Of the lines in the entries, how many hold the word "high"? Give that number alone.

######

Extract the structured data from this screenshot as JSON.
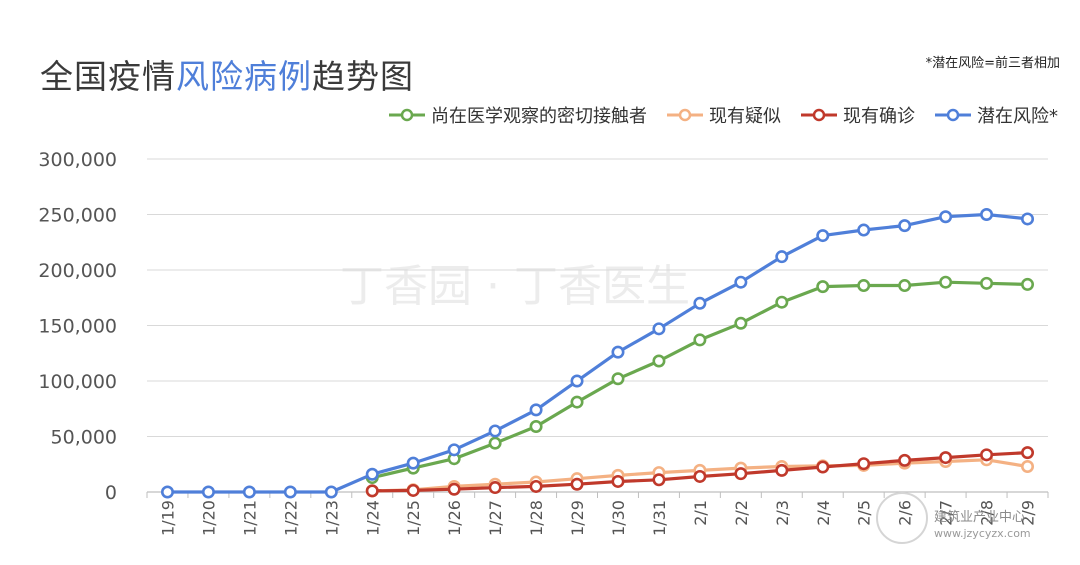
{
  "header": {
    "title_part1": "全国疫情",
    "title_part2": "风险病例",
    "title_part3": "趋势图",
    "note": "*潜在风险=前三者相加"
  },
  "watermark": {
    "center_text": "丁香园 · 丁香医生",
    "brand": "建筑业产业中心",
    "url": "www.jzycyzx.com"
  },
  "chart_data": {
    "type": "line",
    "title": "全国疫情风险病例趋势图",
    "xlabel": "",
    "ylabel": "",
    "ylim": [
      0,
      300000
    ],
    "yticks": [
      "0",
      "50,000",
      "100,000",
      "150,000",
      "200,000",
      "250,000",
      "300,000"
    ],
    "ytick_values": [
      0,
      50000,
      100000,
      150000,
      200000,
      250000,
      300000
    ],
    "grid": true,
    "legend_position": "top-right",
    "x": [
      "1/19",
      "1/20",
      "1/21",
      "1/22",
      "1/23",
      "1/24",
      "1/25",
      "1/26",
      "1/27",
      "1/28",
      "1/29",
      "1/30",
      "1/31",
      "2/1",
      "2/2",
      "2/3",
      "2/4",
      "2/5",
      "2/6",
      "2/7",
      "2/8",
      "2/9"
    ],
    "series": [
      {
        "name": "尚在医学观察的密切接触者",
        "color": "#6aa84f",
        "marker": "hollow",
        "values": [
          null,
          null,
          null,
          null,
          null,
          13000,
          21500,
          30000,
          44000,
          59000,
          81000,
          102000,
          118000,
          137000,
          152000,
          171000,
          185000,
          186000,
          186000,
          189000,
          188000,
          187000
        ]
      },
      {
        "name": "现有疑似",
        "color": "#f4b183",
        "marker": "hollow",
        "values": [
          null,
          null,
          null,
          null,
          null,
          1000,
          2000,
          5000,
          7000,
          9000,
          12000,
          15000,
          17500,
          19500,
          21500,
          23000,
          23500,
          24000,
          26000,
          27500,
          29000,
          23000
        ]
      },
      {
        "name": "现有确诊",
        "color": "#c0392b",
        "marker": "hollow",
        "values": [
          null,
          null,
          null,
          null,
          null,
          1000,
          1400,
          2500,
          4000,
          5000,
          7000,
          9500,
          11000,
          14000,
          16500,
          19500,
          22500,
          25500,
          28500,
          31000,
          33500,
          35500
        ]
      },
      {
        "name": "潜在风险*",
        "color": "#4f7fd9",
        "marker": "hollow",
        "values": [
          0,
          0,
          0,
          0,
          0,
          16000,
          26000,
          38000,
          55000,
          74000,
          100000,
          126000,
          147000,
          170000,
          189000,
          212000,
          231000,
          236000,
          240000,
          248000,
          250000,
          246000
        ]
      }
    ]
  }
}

######

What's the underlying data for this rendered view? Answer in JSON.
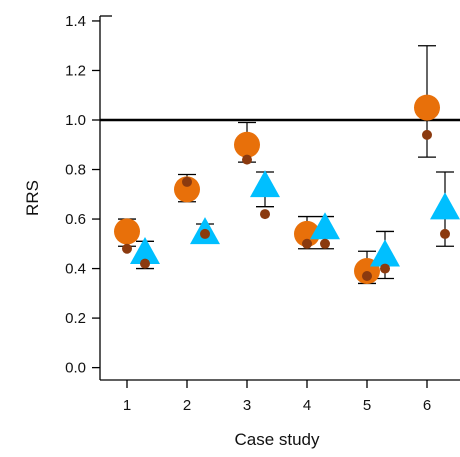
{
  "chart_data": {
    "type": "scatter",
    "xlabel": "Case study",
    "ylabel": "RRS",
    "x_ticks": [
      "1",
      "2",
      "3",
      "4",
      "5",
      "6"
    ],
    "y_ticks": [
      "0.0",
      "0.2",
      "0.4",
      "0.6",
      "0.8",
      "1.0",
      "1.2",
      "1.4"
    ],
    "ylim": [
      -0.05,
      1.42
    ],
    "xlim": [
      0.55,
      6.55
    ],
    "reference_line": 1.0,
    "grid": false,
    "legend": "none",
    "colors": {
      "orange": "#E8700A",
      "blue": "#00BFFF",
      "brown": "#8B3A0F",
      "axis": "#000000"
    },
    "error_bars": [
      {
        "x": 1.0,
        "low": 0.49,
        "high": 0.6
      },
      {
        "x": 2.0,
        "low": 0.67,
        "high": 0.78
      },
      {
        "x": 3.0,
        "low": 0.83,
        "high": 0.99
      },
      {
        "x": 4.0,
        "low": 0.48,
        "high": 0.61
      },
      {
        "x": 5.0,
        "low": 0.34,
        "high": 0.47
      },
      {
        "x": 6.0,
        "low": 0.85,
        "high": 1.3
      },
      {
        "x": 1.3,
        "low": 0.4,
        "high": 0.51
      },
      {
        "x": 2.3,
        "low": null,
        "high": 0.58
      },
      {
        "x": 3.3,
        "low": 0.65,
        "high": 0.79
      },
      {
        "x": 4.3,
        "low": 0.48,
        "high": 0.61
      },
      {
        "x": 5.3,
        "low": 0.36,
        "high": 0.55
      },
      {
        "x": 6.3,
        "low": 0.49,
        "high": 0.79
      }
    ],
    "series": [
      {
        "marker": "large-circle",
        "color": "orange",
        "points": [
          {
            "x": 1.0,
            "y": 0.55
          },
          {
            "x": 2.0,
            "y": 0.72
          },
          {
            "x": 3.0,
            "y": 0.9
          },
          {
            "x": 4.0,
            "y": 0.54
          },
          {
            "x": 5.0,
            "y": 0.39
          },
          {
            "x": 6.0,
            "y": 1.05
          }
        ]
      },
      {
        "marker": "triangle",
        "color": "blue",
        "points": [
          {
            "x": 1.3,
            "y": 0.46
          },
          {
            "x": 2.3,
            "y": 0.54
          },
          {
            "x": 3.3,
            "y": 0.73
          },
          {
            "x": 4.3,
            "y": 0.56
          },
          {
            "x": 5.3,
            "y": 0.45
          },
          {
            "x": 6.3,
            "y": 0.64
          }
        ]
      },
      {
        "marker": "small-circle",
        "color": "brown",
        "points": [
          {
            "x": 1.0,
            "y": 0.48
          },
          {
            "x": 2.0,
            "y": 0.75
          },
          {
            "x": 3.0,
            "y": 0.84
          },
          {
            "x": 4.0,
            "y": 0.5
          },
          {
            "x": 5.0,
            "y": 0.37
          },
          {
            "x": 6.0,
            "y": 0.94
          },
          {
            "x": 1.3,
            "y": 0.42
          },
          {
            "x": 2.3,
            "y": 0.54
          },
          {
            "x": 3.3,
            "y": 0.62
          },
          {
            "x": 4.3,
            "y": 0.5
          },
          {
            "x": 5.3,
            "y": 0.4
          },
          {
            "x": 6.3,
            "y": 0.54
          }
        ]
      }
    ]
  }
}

######

• _Final result_
12